[Figure data in JSON]
━━━━

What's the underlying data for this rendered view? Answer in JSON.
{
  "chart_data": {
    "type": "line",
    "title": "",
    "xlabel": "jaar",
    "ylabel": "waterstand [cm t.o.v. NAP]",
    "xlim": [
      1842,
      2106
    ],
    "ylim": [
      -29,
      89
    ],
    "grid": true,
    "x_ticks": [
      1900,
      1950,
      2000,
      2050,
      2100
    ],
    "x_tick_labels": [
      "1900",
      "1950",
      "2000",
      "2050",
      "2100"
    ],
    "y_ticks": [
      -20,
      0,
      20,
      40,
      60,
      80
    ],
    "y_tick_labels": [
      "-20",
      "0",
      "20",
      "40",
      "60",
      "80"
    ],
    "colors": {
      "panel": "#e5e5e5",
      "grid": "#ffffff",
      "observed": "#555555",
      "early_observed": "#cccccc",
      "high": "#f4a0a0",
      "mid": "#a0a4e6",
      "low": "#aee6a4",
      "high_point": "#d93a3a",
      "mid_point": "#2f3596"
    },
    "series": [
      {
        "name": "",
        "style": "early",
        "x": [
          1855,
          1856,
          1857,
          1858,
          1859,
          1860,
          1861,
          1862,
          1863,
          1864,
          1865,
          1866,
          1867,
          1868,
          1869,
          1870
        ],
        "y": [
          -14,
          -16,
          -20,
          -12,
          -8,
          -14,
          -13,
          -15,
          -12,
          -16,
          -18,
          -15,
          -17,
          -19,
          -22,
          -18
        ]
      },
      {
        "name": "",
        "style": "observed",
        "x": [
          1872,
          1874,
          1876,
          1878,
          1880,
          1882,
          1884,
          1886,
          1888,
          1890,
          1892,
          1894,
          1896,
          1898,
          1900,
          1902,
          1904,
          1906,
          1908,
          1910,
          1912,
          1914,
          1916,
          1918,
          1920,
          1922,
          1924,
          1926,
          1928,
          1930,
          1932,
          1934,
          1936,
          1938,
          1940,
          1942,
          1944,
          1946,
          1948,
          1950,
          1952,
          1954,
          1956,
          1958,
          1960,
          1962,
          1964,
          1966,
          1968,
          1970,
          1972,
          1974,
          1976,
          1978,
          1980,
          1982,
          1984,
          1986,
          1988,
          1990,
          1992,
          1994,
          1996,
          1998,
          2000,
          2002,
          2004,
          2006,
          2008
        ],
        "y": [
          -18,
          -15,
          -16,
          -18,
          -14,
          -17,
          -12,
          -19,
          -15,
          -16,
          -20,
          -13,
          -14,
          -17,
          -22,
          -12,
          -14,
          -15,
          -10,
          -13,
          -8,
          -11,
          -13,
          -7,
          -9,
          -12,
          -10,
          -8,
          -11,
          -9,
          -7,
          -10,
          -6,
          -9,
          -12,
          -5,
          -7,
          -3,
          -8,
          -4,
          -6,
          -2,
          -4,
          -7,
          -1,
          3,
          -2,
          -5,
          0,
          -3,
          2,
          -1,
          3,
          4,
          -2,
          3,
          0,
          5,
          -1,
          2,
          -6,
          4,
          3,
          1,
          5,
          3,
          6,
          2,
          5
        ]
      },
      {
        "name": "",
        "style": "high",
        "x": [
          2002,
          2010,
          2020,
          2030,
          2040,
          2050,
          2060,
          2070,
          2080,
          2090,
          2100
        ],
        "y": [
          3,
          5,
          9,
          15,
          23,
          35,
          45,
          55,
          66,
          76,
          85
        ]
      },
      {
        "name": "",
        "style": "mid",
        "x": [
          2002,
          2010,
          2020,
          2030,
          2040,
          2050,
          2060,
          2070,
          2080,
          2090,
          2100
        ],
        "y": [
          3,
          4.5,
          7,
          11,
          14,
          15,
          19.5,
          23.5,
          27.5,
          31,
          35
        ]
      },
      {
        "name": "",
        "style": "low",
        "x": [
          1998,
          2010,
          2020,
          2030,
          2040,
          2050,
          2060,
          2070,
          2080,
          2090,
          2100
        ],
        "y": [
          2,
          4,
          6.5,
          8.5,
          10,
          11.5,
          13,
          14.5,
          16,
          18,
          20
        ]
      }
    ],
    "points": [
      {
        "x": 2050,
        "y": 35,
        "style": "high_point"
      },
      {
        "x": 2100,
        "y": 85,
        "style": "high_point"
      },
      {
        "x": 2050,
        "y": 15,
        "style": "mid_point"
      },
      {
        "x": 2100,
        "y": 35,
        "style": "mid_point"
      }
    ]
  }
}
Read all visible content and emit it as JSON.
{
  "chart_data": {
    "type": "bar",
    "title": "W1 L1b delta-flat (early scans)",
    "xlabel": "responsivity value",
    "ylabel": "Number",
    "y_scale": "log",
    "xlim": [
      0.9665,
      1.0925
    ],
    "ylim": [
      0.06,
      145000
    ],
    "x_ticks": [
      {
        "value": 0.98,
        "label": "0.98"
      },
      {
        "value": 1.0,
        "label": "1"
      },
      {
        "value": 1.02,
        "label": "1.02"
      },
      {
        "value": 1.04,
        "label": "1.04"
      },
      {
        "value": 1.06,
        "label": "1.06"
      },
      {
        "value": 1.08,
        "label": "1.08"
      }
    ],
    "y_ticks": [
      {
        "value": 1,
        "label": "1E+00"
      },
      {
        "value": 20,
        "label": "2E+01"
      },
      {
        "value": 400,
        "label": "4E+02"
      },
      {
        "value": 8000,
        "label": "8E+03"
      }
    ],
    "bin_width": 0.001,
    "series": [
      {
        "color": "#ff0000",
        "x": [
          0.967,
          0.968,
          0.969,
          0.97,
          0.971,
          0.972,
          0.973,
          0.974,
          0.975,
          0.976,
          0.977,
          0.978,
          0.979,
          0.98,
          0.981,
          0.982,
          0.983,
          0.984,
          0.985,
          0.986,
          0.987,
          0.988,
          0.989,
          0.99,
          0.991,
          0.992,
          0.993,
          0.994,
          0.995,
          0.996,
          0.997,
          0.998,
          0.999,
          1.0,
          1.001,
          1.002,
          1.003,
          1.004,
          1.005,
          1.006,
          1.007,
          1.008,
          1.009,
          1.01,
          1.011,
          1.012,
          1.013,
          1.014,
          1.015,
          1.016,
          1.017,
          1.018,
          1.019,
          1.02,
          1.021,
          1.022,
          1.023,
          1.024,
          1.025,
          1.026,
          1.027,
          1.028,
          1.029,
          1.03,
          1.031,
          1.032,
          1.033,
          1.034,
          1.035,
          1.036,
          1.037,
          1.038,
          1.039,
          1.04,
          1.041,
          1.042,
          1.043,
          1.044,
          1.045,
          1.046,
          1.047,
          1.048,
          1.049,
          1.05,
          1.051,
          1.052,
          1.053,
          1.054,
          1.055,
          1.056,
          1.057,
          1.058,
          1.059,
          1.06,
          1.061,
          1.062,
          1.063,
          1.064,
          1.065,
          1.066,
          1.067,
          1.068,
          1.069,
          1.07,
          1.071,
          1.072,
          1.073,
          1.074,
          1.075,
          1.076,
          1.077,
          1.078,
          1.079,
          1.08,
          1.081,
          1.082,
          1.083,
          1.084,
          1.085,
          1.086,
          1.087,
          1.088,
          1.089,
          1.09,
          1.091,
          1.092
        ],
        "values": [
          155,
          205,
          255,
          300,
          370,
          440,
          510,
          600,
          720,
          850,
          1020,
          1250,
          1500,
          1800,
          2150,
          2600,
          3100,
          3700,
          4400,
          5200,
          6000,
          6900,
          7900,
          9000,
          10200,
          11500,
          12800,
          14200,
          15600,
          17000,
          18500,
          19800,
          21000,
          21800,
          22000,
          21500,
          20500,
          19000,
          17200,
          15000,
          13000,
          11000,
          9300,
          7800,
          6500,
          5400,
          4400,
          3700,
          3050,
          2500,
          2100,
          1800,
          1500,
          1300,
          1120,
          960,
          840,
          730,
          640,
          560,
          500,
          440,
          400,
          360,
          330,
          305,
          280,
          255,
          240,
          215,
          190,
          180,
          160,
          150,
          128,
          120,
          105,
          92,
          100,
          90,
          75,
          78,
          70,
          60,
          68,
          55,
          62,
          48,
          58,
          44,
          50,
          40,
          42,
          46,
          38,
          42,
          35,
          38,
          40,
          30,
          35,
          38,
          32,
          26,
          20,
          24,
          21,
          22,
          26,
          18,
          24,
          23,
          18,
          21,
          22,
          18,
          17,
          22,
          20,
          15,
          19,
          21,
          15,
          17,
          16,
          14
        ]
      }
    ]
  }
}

━━━━

Copy each line of the listing that includes "title".

__IN RESPONSE__
    "title": "",
    "title": "W1 L1b delta-flat (early scans)",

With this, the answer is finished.